■ **EXERCISE**
Which lines hold the word "page"? Copy each of them.
***** SUPPLIED DATA
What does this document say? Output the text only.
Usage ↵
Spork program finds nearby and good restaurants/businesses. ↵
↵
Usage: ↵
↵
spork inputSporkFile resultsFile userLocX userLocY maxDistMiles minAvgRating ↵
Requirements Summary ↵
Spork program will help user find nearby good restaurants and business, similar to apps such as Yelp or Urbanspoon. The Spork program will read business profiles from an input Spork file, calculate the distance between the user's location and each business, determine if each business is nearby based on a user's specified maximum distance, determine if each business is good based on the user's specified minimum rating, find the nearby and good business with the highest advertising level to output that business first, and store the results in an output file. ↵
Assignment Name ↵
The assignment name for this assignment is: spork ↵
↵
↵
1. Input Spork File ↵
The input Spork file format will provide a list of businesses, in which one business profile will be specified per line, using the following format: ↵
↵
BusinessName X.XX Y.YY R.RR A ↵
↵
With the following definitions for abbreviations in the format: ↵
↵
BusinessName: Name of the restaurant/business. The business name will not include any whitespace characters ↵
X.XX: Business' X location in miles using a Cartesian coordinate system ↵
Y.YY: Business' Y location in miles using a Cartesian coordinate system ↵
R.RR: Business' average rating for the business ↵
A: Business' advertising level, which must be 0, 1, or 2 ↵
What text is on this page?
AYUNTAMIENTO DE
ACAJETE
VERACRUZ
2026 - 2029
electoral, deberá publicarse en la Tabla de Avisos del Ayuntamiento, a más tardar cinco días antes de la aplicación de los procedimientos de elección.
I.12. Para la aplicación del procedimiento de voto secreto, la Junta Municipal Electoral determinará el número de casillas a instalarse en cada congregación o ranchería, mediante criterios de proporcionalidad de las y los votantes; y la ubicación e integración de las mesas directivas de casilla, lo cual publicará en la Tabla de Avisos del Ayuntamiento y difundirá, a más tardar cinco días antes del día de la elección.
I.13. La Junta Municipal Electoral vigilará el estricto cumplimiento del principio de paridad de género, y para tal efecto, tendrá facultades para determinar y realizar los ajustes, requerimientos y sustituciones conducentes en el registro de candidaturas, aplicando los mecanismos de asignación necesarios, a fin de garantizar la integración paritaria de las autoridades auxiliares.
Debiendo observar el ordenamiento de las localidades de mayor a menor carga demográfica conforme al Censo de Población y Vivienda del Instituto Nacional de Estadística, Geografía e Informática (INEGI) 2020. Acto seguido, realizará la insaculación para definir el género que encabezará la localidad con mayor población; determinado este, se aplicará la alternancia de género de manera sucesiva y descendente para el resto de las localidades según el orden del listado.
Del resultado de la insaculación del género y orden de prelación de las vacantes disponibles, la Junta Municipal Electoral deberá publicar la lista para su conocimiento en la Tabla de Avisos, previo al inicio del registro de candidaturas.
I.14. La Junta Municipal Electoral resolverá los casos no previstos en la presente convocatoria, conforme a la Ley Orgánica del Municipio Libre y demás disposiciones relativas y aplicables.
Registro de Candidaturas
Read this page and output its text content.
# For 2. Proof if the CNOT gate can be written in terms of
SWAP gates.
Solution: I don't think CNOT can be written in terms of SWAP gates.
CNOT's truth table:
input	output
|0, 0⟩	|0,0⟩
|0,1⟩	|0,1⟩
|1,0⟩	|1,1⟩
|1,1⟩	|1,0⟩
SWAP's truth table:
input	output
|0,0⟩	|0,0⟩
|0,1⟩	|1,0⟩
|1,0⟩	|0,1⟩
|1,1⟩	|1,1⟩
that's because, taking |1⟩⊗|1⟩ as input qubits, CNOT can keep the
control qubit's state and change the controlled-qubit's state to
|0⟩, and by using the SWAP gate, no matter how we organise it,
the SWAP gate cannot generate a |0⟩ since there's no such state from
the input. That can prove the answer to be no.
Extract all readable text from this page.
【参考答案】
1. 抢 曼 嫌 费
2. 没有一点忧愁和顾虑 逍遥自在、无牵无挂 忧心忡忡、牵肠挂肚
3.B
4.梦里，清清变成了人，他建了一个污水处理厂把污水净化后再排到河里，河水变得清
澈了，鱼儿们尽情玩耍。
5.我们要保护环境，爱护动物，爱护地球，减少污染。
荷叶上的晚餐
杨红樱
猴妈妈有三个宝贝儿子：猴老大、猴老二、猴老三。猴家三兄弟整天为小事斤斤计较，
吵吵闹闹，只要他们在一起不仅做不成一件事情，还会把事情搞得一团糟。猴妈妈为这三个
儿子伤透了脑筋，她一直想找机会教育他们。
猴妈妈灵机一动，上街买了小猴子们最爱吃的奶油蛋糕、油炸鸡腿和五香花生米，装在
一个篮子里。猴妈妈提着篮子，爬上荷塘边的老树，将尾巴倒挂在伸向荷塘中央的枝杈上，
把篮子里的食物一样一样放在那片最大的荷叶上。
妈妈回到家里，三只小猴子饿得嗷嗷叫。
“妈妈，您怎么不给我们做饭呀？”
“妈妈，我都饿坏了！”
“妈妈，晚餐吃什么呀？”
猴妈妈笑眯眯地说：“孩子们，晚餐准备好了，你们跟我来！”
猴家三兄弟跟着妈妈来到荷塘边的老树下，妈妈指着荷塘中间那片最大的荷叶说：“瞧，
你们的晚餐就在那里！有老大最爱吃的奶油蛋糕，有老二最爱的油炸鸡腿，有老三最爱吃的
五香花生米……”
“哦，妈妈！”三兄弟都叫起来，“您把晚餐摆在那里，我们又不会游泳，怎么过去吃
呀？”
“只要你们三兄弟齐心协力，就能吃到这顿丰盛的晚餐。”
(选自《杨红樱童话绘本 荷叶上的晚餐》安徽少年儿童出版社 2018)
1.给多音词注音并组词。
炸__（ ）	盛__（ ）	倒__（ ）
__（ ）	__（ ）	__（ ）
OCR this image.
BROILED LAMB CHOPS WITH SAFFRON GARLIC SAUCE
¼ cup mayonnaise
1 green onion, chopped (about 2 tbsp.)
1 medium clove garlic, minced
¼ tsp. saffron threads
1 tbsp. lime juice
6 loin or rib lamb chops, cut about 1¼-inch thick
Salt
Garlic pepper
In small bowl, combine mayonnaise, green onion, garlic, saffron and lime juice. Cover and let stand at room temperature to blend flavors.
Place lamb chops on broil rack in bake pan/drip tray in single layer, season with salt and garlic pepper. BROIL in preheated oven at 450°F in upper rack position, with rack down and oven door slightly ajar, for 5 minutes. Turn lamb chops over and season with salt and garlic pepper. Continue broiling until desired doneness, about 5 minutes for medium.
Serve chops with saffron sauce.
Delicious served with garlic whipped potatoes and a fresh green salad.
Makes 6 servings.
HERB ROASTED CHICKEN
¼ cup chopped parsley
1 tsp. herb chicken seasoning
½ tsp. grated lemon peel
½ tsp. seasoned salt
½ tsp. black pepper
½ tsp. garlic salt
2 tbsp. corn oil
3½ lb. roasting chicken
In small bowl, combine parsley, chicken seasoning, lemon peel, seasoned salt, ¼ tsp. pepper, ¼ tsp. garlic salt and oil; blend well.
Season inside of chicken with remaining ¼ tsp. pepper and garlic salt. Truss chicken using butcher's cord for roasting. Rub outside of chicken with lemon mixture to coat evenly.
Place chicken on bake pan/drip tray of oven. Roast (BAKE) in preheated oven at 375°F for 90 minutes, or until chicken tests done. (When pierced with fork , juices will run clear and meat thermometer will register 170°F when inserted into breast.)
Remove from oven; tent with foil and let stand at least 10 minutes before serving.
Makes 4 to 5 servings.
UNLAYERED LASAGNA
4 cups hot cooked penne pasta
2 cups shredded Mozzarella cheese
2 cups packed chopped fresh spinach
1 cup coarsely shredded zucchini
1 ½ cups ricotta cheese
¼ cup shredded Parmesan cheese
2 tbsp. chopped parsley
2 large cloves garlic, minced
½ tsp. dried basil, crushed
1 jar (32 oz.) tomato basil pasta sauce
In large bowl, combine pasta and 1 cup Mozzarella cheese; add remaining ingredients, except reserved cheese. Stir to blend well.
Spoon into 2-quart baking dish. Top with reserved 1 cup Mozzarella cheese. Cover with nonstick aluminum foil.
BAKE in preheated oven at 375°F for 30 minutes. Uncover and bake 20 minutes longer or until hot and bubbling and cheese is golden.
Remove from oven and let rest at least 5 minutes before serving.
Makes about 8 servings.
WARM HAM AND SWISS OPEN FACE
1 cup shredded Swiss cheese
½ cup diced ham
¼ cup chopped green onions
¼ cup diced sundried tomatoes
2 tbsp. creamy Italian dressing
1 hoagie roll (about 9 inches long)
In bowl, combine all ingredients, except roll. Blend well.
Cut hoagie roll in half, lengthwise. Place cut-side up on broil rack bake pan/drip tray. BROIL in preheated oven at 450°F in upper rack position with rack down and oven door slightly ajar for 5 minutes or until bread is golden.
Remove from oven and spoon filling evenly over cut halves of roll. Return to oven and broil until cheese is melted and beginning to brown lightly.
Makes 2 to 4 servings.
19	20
**********
■ **WORKED ANSWER**
What text is on this page?
Read this page and output its text content.
Extract all readable text from this page.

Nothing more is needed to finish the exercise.